*Problem*: Look through the records that follow. Copy every line containing the word "focus".

Start of Records shown

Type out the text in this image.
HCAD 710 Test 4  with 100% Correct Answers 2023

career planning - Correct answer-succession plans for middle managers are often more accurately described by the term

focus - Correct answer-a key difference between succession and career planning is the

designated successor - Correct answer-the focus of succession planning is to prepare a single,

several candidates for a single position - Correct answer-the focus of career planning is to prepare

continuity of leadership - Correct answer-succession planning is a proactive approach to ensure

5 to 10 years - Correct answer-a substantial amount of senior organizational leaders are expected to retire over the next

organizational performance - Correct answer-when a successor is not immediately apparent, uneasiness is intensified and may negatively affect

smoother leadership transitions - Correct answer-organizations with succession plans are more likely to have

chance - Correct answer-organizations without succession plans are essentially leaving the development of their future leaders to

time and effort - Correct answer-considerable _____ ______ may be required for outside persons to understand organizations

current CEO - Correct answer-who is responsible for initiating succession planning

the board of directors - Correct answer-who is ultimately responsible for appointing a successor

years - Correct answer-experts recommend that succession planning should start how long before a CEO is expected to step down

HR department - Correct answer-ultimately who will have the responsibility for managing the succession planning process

End of Records shown

*Exercise response*:
focus - Correct answer-a key difference between succession and career planning is the
designated successor - Correct answer-the focus of succession planning is to prepare a single,
several candidates for a single position - Correct answer-the focus of career planning is to prepare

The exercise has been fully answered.